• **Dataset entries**
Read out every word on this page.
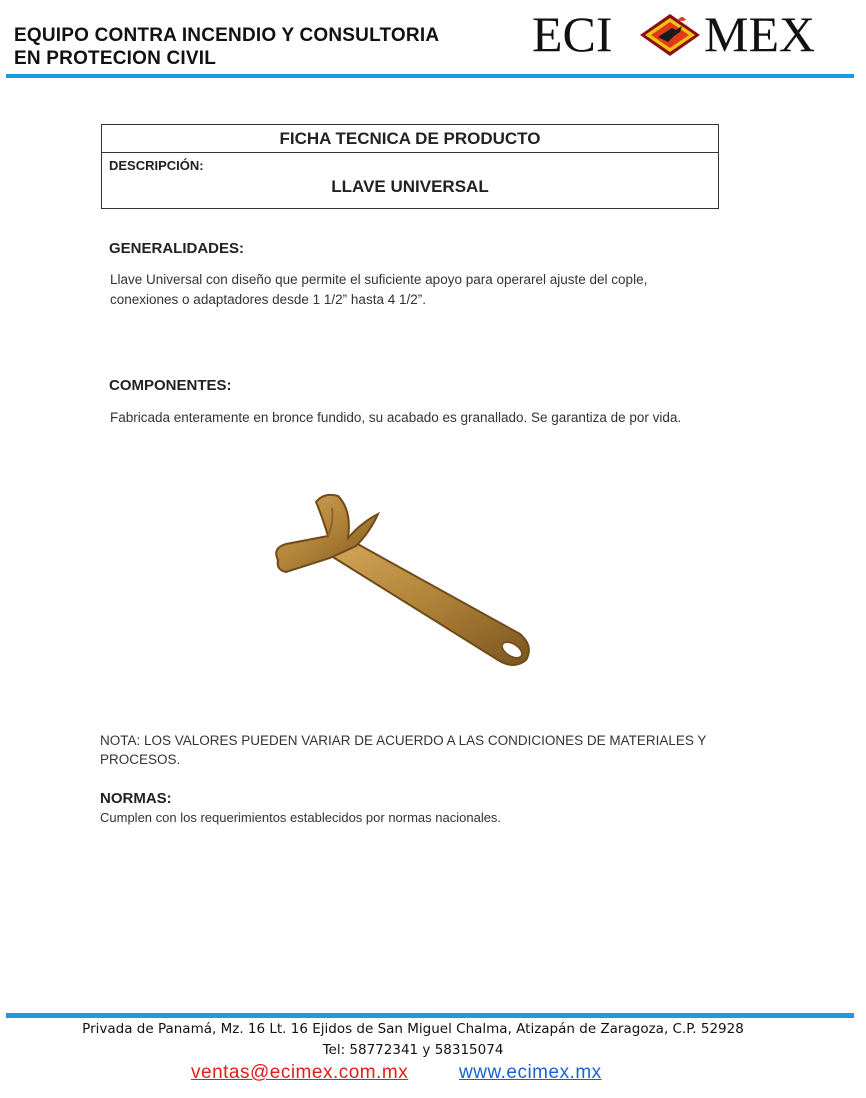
EQUIPO CONTRA INCENDIO Y CONSULTORIA
EN PROTECION CIVIL	ECI MEX
FICHA TECNICA DE PRODUCTO
DESCRIPCIÓN:
LLAVE UNIVERSAL
GENERALIDADES:
Llave Universal con diseño que permite el suficiente apoyo para operarel ajuste del cople,
conexiones o adaptadores desde 1 1/2” hasta 4 1/2”.
COMPONENTES:
Fabricada enteramente en bronce fundido, su acabado es granallado. Se garantiza de por vida.
NOTA: LOS VALORES PUEDEN VARIAR DE ACUERDO A LAS CONDICIONES DE MATERIALES Y
PROCESOS.
NORMAS:
Cumplen con los requerimientos establecidos por normas nacionales.
Privada de Panamá, Mz. 16 Lt. 16 Ejidos de San Miguel Chalma, Atizapán de Zaragoza, C.P. 52928
Tel: 58772341 y 58315074
ventas@ecimex.com.mx	www.ecimex.mx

• **Objective**
Set down the lines of the records above exactly, apart from the pictures.

• **Complete output**
Read out every word on this page.
EQUIPO CONTRA INCENDIO Y CONSULTORIA
EN PROTECION CIVIL	ECI MEX
FICHA TECNICA DE PRODUCTO
DESCRIPCIÓN:
LLAVE UNIVERSAL
GENERALIDADES:
Llave Universal con diseño que permite el suficiente apoyo para operarel ajuste del cople,
conexiones o adaptadores desde 1 1/2” hasta 4 1/2”.
COMPONENTES:
Fabricada enteramente en bronce fundido, su acabado es granallado. Se garantiza de por vida.
NOTA: LOS VALORES PUEDEN VARIAR DE ACUERDO A LAS CONDICIONES DE MATERIALES Y
PROCESOS.
NORMAS:
Cumplen con los requerimientos establecidos por normas nacionales.
Privada de Panamá, Mz. 16 Lt. 16 Ejidos de San Miguel Chalma, Atizapán de Zaragoza, C.P. 52928
Tel: 58772341 y 58315074
ventas@ecimex.com.mx	www.ecimex.mx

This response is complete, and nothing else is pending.